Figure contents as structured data

------------------------------------------------------------------------

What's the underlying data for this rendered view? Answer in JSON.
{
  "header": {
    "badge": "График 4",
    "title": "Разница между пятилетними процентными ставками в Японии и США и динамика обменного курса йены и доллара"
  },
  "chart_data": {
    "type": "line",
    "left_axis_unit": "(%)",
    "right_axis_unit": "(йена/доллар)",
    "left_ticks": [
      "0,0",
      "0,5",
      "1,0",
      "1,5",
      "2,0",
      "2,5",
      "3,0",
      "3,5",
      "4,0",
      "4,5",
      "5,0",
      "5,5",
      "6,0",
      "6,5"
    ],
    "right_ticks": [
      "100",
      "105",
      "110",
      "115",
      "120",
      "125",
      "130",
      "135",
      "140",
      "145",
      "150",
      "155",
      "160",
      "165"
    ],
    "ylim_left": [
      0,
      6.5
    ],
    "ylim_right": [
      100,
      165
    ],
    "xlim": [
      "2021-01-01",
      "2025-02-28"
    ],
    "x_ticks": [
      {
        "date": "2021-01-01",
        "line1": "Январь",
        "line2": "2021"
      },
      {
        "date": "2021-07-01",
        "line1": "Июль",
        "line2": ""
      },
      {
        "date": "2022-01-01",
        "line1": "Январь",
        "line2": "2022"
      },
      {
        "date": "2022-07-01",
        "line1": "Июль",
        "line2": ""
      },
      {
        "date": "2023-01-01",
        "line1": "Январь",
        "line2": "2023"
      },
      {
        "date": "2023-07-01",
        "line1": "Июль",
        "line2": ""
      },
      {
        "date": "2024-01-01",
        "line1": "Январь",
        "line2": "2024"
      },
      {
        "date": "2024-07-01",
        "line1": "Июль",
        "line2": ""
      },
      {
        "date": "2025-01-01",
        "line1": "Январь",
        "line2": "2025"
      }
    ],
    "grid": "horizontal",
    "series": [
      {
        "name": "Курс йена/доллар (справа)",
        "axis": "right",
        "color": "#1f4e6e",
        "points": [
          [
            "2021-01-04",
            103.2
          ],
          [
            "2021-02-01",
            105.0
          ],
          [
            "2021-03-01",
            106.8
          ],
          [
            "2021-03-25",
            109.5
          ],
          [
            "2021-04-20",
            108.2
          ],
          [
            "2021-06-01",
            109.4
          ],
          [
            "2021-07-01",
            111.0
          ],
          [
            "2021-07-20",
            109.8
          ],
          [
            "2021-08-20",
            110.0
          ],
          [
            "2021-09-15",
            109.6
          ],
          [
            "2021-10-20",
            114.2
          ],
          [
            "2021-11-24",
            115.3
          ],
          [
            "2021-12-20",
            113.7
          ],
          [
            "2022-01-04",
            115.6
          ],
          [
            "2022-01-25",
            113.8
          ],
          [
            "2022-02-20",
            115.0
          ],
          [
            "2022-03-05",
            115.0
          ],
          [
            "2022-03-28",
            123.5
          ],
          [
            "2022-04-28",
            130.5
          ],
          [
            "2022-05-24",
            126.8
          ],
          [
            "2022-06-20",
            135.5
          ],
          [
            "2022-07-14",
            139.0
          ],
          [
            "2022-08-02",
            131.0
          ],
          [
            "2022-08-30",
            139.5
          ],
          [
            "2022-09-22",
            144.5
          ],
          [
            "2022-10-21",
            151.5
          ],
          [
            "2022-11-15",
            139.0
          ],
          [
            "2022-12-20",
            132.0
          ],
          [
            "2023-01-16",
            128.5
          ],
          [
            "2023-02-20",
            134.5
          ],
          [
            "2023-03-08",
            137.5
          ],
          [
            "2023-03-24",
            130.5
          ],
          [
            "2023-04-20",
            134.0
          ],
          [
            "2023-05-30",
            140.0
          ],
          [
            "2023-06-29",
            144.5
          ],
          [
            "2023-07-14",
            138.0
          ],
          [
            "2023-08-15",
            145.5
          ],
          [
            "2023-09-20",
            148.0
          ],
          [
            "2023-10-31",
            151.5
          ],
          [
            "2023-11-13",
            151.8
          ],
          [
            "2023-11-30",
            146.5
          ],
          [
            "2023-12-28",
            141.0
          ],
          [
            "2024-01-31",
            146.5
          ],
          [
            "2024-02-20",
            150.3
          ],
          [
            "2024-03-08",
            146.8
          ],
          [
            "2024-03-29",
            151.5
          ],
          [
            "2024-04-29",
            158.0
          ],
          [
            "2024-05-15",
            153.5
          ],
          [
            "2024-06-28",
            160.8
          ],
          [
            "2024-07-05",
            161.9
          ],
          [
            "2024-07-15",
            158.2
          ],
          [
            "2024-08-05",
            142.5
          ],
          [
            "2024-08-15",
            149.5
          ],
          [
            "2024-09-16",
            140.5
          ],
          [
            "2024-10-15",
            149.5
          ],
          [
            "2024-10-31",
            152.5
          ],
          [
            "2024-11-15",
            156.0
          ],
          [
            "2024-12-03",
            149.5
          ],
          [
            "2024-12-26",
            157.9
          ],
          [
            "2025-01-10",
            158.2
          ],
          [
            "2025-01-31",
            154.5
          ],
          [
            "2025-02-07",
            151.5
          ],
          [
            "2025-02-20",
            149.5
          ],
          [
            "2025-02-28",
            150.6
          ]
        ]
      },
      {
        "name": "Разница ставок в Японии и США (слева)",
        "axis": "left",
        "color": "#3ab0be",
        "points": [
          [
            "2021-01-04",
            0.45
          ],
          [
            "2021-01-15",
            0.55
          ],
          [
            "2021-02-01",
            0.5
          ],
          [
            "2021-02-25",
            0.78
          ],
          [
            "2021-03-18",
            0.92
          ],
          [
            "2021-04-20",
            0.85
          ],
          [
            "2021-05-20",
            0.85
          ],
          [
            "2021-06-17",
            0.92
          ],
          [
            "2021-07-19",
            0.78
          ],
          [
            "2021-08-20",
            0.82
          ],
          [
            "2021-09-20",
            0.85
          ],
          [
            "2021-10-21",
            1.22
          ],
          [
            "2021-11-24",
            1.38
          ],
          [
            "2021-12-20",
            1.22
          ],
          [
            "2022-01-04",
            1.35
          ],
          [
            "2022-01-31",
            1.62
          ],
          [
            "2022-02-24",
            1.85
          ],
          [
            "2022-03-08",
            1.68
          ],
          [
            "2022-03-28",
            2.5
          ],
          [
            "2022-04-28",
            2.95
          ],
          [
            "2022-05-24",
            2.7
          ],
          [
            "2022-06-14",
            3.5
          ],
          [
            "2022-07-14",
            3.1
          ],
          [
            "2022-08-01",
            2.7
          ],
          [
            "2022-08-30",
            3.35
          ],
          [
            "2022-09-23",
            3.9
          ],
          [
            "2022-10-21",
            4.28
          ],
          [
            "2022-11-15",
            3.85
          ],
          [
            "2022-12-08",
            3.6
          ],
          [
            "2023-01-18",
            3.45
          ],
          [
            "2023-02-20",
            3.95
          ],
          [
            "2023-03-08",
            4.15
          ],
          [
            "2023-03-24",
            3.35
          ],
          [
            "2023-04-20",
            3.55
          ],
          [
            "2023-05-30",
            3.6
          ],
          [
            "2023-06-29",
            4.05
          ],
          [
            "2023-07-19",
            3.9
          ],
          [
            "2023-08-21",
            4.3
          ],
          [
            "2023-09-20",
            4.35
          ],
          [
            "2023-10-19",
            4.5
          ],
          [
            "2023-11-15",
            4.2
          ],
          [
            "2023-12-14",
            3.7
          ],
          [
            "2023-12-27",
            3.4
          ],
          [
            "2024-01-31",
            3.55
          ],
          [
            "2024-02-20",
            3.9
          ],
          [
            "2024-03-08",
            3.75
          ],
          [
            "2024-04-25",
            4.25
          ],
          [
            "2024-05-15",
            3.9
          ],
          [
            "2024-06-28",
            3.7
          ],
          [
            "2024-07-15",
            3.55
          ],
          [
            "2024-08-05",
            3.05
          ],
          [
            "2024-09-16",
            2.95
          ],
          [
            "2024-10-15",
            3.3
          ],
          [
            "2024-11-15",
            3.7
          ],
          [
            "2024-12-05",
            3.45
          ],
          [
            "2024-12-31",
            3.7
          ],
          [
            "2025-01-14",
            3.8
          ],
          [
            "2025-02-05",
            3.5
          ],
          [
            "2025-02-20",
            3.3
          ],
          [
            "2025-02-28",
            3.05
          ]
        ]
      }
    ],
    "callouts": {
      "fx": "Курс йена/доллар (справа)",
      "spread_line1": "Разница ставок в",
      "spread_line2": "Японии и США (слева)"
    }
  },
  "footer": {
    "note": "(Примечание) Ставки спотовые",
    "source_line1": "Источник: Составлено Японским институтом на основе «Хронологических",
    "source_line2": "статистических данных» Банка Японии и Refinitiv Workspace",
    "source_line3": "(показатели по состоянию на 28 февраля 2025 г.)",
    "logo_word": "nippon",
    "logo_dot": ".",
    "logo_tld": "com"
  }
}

------------------------------------------------------------------------

* [Your goal] State the count of lines that contain the string "йена". Nothing else is needed.

* [Written response] 3